WASHINGTON - Hours after winning a Nobel Peace Prize, President Barack Obama assembled his war council in the White House basement to discuss the 8-year-old Afghanistan conflict that military commanders are pressing him to escalate.
The president and his top national security advisers huddled in the Situation Room to hear top military officials make their case for tens of thousands of additional troops to target al-Qaida. The session marked the first time Obama has questioned his inner circle specifically about troop levels needed to right a war that has languished in progress and popularity.
"I still think we're probably several weeks away," White House spokesman Robert Gibbs told reporters before the meeting began. "I think the president feels like the discussions are going well."
Obama has told top advisers he wants to identify objectives before committing troops or military assets to achieve them. Even his closest advisers say they have no idea where Obama is leaning on a war he inherited but now must execute.
Friday's session was the fourth of at least five with Obama and more than a dozen key administration officials, including top diplomats and military brass.
Those talks have sharpened the mission's focus to fighting al-Qaida above all other goals and downgraded the emphasis on defeating the Taliban, a senior administration official who participated in the discussions said Thursday. The official was authorized to talk to The Associated Press but not to be identified, because the discussions were private.
Under the evolving strategy, the official said, the U.S. would fight only to keep the Taliban from retaking control of Afghanistan's central government - something it is now far from being capable of - and from turning the country back into the sanctuary for al-Qaida that it was before the 2001 invasion ousted the regime.
The official said Obama will determine how many more U.S. troops to deploy to Afghanistan based only on keeping al-Qaida at bay.

• Dataset content:
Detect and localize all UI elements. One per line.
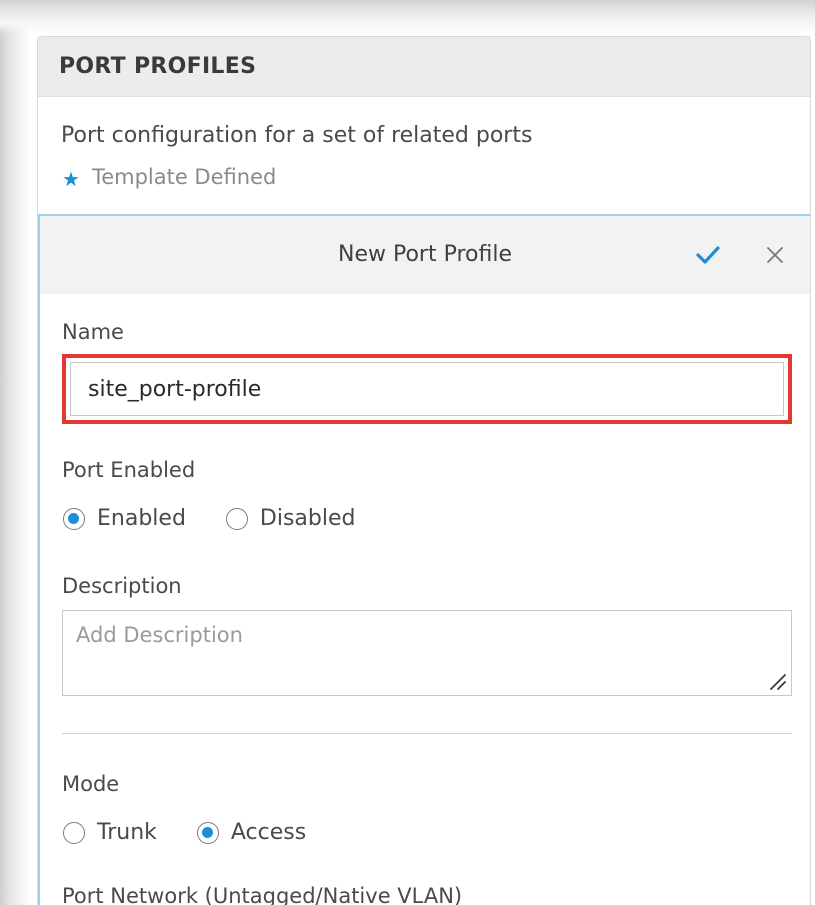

• Exercise:
Reproduce the passage from the news report above on Obama's Afghanistan war council, starting with "Friday's session was" and going on through "discussions were private.".

• Task output:
Friday's session was the fourth of at least five with Obama and more than a dozen key administration officials, including top diplomats and military brass.
Those talks have sharpened the mission's focus to fighting al-Qaida above all other goals and downgraded the emphasis on defeating the Taliban, a senior administration official who participated in the discussions said Thursday. The official was authorized to talk to The Associated Press but not to be identified, because the discussions were private.